Task instructions
Read through the records below and copy each line that uses the word "Tatverdächtige".

Entries provided
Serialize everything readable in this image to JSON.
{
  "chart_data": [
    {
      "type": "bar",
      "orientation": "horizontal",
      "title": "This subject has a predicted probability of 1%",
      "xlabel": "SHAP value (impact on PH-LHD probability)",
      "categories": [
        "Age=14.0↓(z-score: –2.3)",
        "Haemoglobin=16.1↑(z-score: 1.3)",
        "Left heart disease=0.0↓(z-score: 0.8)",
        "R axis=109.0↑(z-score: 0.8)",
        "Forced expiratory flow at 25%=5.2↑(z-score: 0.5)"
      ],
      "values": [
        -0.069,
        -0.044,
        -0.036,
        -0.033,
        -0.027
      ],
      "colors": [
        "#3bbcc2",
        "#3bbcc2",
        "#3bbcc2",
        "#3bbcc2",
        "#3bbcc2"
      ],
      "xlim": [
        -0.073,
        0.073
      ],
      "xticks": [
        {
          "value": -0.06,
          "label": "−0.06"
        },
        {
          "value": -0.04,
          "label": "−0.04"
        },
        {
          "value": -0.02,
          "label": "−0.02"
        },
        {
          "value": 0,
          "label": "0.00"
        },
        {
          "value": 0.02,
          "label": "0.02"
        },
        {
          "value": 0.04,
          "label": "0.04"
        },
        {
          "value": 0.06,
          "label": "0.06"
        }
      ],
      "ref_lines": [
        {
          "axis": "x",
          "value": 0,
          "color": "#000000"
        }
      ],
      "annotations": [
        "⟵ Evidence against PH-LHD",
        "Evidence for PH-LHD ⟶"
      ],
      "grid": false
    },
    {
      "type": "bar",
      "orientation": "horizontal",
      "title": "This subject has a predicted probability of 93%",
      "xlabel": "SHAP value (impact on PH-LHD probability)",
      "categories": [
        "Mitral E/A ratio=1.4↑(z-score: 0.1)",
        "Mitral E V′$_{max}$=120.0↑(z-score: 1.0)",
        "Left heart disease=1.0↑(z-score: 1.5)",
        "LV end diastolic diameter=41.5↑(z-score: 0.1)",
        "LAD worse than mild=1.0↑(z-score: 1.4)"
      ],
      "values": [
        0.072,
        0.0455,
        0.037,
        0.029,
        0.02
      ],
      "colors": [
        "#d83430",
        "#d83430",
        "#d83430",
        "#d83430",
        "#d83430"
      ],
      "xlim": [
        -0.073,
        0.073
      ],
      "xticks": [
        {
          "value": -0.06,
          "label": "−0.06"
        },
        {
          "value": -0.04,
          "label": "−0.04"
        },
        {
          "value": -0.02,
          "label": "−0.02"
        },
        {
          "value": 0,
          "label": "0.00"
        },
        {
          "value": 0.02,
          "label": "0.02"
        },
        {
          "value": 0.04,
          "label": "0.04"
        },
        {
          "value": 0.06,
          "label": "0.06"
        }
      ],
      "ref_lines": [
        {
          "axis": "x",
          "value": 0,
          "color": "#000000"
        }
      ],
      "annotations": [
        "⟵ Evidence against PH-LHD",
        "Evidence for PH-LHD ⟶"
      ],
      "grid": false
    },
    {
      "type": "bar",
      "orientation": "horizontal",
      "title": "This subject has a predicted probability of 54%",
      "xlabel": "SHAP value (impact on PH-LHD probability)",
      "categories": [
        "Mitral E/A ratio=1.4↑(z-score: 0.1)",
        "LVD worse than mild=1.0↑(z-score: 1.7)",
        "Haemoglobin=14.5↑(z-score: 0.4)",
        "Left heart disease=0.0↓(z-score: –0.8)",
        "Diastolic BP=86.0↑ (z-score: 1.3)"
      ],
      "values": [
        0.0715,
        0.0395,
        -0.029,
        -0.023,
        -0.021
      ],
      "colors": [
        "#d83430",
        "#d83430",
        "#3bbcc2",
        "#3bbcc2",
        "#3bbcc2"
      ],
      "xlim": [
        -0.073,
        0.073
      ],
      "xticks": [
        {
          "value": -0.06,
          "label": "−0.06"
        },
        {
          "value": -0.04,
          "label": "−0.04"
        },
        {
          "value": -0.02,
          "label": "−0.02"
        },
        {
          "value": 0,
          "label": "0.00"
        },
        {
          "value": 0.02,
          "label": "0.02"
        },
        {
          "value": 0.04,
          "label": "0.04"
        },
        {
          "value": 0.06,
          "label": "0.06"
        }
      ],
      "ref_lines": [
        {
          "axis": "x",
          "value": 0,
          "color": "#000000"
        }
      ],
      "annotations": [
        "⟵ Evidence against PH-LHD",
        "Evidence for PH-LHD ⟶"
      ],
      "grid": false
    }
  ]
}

* * *

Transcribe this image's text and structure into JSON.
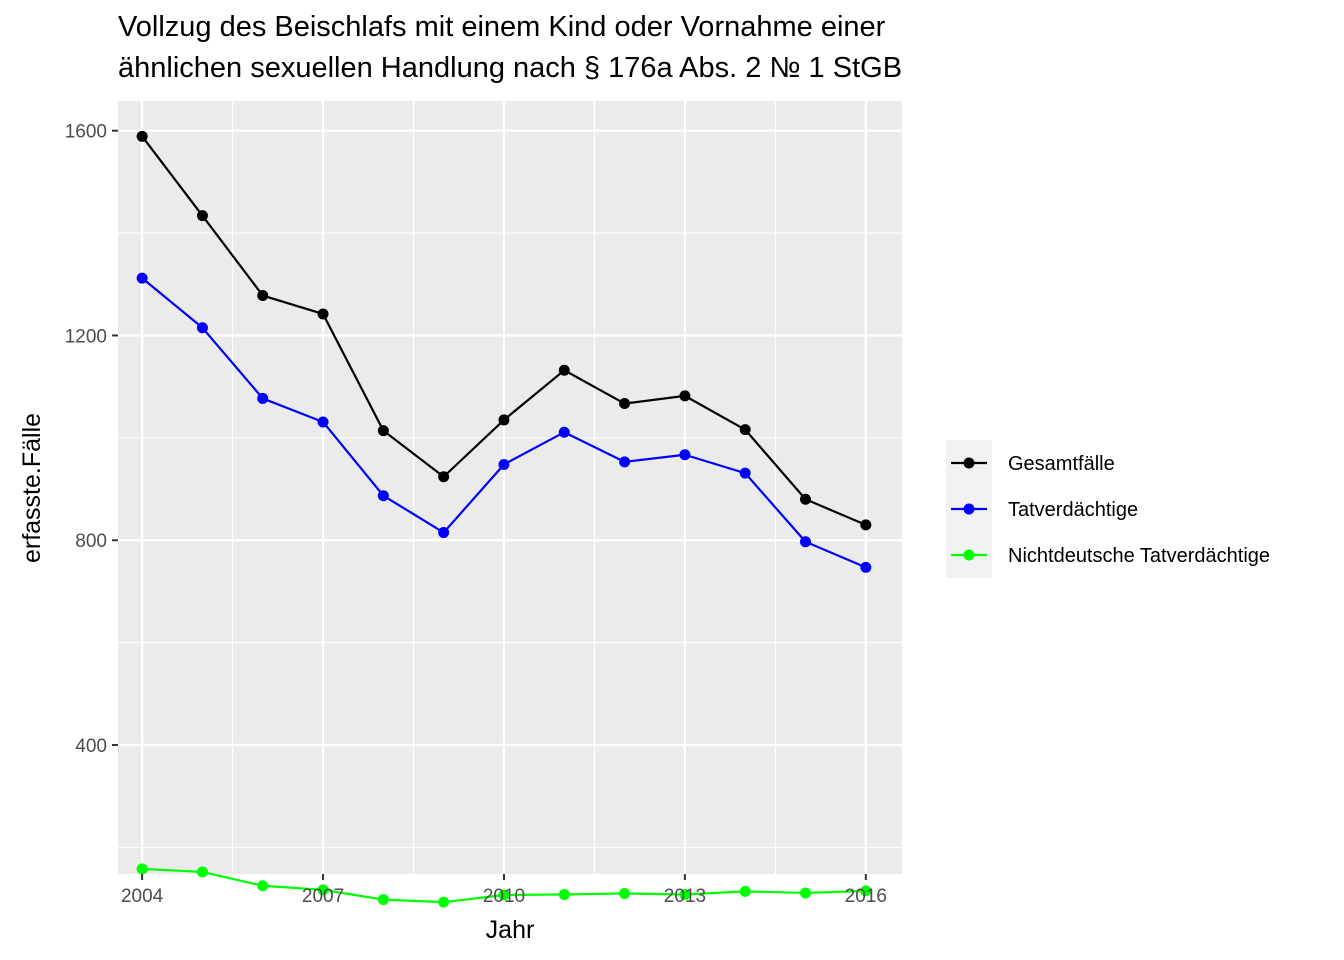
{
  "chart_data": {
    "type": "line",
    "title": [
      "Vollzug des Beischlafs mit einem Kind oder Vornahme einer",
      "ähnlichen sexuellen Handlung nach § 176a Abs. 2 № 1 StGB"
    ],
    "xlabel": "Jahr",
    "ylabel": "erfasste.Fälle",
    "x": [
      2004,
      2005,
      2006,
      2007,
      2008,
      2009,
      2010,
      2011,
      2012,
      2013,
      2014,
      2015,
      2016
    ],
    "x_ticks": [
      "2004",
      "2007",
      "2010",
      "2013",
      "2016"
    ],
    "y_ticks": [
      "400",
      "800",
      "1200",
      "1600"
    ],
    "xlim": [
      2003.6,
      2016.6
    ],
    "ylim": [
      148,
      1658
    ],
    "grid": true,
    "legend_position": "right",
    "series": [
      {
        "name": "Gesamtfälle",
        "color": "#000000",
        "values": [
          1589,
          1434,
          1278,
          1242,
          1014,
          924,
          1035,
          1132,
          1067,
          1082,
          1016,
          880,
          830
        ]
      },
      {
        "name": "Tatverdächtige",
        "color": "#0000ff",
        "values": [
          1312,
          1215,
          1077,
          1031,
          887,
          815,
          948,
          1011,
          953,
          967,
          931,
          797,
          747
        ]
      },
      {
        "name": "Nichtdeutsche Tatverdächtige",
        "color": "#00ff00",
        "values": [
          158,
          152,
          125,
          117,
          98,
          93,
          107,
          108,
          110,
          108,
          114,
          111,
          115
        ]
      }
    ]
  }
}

Result
        "name": "Tatverdächtige",
        "name": "Nichtdeutsche Tatverdächtige",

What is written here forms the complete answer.